§ **AIM OF THE TASK**
Skip every image and restate the data word for word.

§ **EXERCISE INPUTS**
• • • • •

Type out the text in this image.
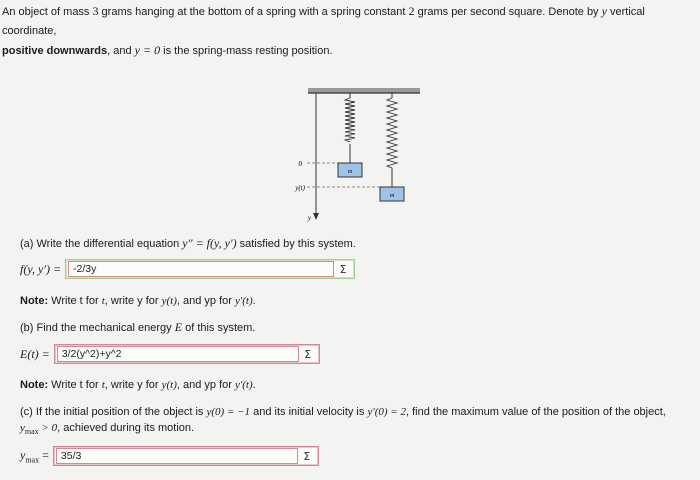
An object of mass 3 grams hanging at the bottom of a spring with a spring constant 2 grams per second square. Denote by y vertical coordinate,
positive downwards, and y = 0 is the spring-mass resting position.
m
m
0
y(t)
y
(a) Write the differential equation y″ = f(y, y′) satisfied by this system.
f(y, y′) =	-2/3y	Σ
Note: Write t for t, write y for y(t), and yp for y′(t).
(b) Find the mechanical energy E of this system.
E(t) =	3/2(y^2)+y^2	Σ
Note: Write t for t, write y for y(t), and yp for y′(t).
(c) If the initial position of the object is y(0) = −1 and its initial velocity is y′(0) = 2, find the maximum value of the position of the object,
$y_{max} > 0$, achieved during its motion.
$y_{max}$ =	35/3	Σ
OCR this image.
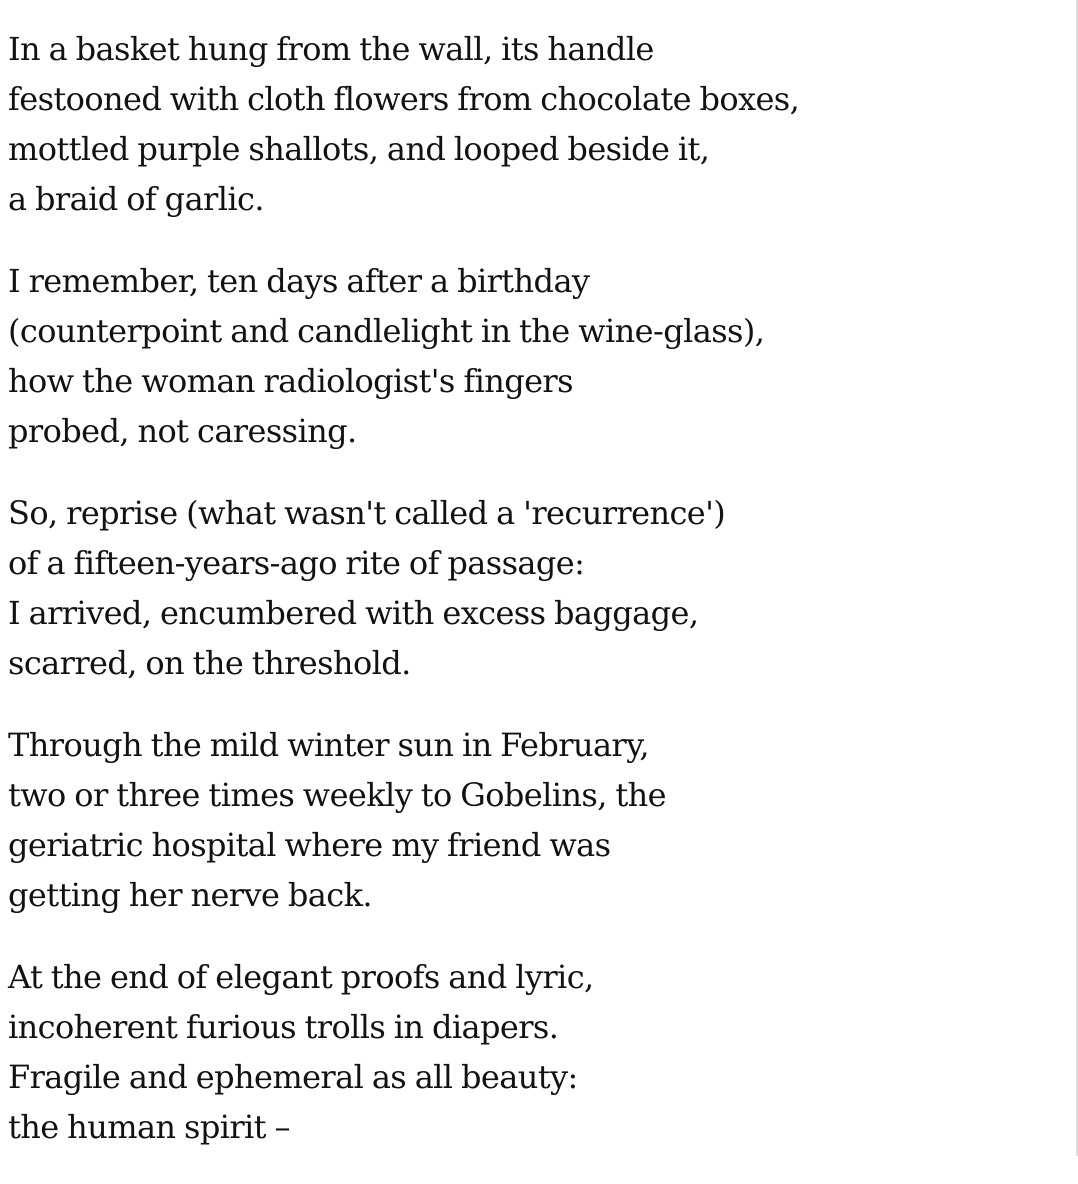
In a basket hung from the wall, its handle
festooned with cloth flowers from chocolate boxes,
mottled purple shallots, and looped beside it,
a braid of garlic.
I remember, ten days after a birthday
(counterpoint and candlelight in the wine-glass),
how the woman radiologist's fingers
probed, not caressing.
So, reprise (what wasn't called a 'recurrence')
of a fifteen-years-ago rite of passage:
I arrived, encumbered with excess baggage,
scarred, on the threshold.
Through the mild winter sun in February,
two or three times weekly to Gobelins, the
geriatric hospital where my friend was
getting her nerve back.
At the end of elegant proofs and lyric,
incoherent furious trolls in diapers.
Fragile and ephemeral as all beauty:
the human spirit –
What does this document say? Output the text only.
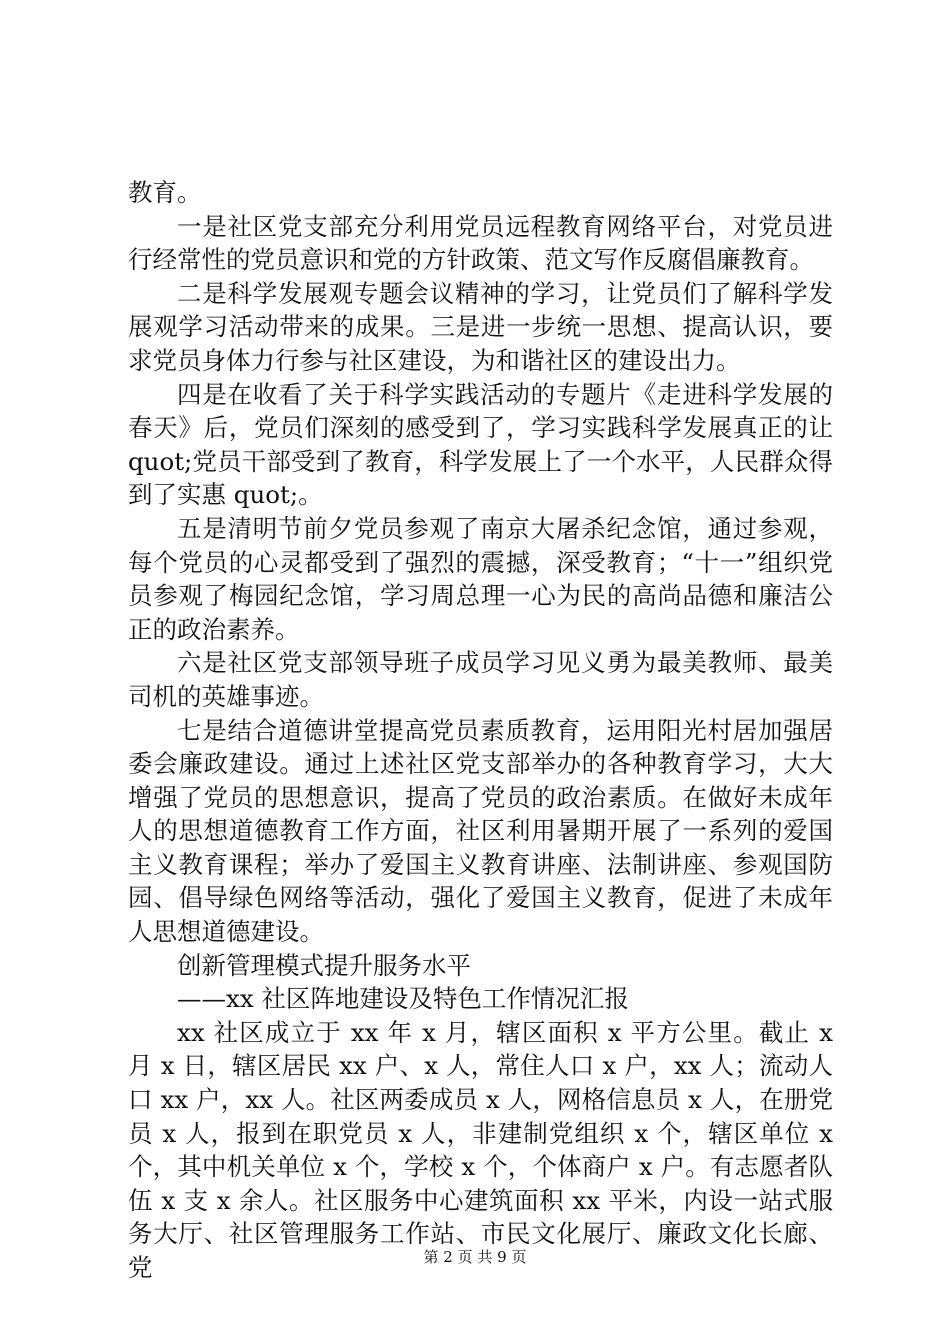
教育。

一是社区党支部充分利用党员远程教育网络平台，对党员进行经常性的党员意识和党的方针政策、范文写作反腐倡廉教育。

二是科学发展观专题会议精神的学习，让党员们了解科学发展观学习活动带来的成果。三是进一步统一思想、提高认识，要求党员身体力行参与社区建设，为和谐社区的建设出力。

四是在收看了关于科学实践活动的专题片《走进科学发展的春天》后，党员们深刻的感受到了，学习实践科学发展真正的让 quot;党员干部受到了教育，科学发展上了一个水平，人民群众得到了实惠 quot;。

五是清明节前夕党员参观了南京大屠杀纪念馆，通过参观，每个党员的心灵都受到了强烈的震撼，深受教育；“十一”组织党员参观了梅园纪念馆，学习周总理一心为民的高尚品德和廉洁公正的政治素养。

六是社区党支部领导班子成员学习见义勇为最美教师、最美司机的英雄事迹。

七是结合道德讲堂提高党员素质教育，运用阳光村居加强居委会廉政建设。通过上述社区党支部举办的各种教育学习，大大增强了党员的思想意识，提高了党员的政治素质。在做好未成年人的思想道德教育工作方面，社区利用暑期开展了一系列的爱国主义教育课程；举办了爱国主义教育讲座、法制讲座、参观国防园、倡导绿色网络等活动，强化了爱国主义教育，促进了未成年人思想道德建设。

创新管理模式提升服务水平

——xx 社区阵地建设及特色工作情况汇报

xx 社区成立于 xx 年 x 月，辖区面积 x 平方公里。截止 x 月 x 日，辖区居民 xx 户、x 人，常住人口 x 户，xx 人；流动人口 xx 户，xx 人。社区两委成员 x 人，网格信息员 x 人，在册党员 x 人，报到在职党员 x 人，非建制党组织 x 个，辖区单位 x 个，其中机关单位 x 个，学校 x 个，个体商户 x 户。有志愿者队伍 x 支 x 余人。社区服务中心建筑面积 xx 平米，内设一站式服务大厅、社区管理服务工作站、市民文化展厅、廉政文化长廊、党	第 2 页 共 9 页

• • • • •

§ **ANSWER BELOW**
Type out the text in this image.
An object of mass 3 grams hanging at the bottom of a spring with a spring constant 2 grams per second square. Denote by y vertical coordinate,
positive downwards, and y = 0 is the spring-mass resting position.
m
m
0
y(t)
y
(a) Write the differential equation y″ = f(y, y′) satisfied by this system.
f(y, y′) =	-2/3y	Σ
Note: Write t for t, write y for y(t), and yp for y′(t).
(b) Find the mechanical energy E of this system.
E(t) =	3/2(y^2)+y^2	Σ
Note: Write t for t, write y for y(t), and yp for y′(t).
(c) If the initial position of the object is y(0) = −1 and its initial velocity is y′(0) = 2, find the maximum value of the position of the object,
$y_{max} > 0$, achieved during its motion.
$y_{max}$ =	35/3	Σ
OCR this image.
In a basket hung from the wall, its handle
festooned with cloth flowers from chocolate boxes,
mottled purple shallots, and looped beside it,
a braid of garlic.
I remember, ten days after a birthday
(counterpoint and candlelight in the wine-glass),
how the woman radiologist's fingers
probed, not caressing.
So, reprise (what wasn't called a 'recurrence')
of a fifteen-years-ago rite of passage:
I arrived, encumbered with excess baggage,
scarred, on the threshold.
Through the mild winter sun in February,
two or three times weekly to Gobelins, the
geriatric hospital where my friend was
getting her nerve back.
At the end of elegant proofs and lyric,
incoherent furious trolls in diapers.
Fragile and ephemeral as all beauty:
the human spirit –
What does this document say? Output the text only.
教育。

一是社区党支部充分利用党员远程教育网络平台，对党员进行经常性的党员意识和党的方针政策、范文写作反腐倡廉教育。

二是科学发展观专题会议精神的学习，让党员们了解科学发展观学习活动带来的成果。三是进一步统一思想、提高认识，要求党员身体力行参与社区建设，为和谐社区的建设出力。

四是在收看了关于科学实践活动的专题片《走进科学发展的春天》后，党员们深刻的感受到了，学习实践科学发展真正的让 quot;党员干部受到了教育，科学发展上了一个水平，人民群众得到了实惠 quot;。

五是清明节前夕党员参观了南京大屠杀纪念馆，通过参观，每个党员的心灵都受到了强烈的震撼，深受教育；“十一”组织党员参观了梅园纪念馆，学习周总理一心为民的高尚品德和廉洁公正的政治素养。

六是社区党支部领导班子成员学习见义勇为最美教师、最美司机的英雄事迹。

七是结合道德讲堂提高党员素质教育，运用阳光村居加强居委会廉政建设。通过上述社区党支部举办的各种教育学习，大大增强了党员的思想意识，提高了党员的政治素质。在做好未成年人的思想道德教育工作方面，社区利用暑期开展了一系列的爱国主义教育课程；举办了爱国主义教育讲座、法制讲座、参观国防园、倡导绿色网络等活动，强化了爱国主义教育，促进了未成年人思想道德建设。

创新管理模式提升服务水平

——xx 社区阵地建设及特色工作情况汇报

xx 社区成立于 xx 年 x 月，辖区面积 x 平方公里。截止 x 月 x 日，辖区居民 xx 户、x 人，常住人口 x 户，xx 人；流动人口 xx 户，xx 人。社区两委成员 x 人，网格信息员 x 人，在册党员 x 人，报到在职党员 x 人，非建制党组织 x 个，辖区单位 x 个，其中机关单位 x 个，学校 x 个，个体商户 x 户。有志愿者队伍 x 支 x 余人。社区服务中心建筑面积 xx 平米，内设一站式服务大厅、社区管理服务工作站、市民文化展厅、廉政文化长廊、党	第 2 页 共 9 页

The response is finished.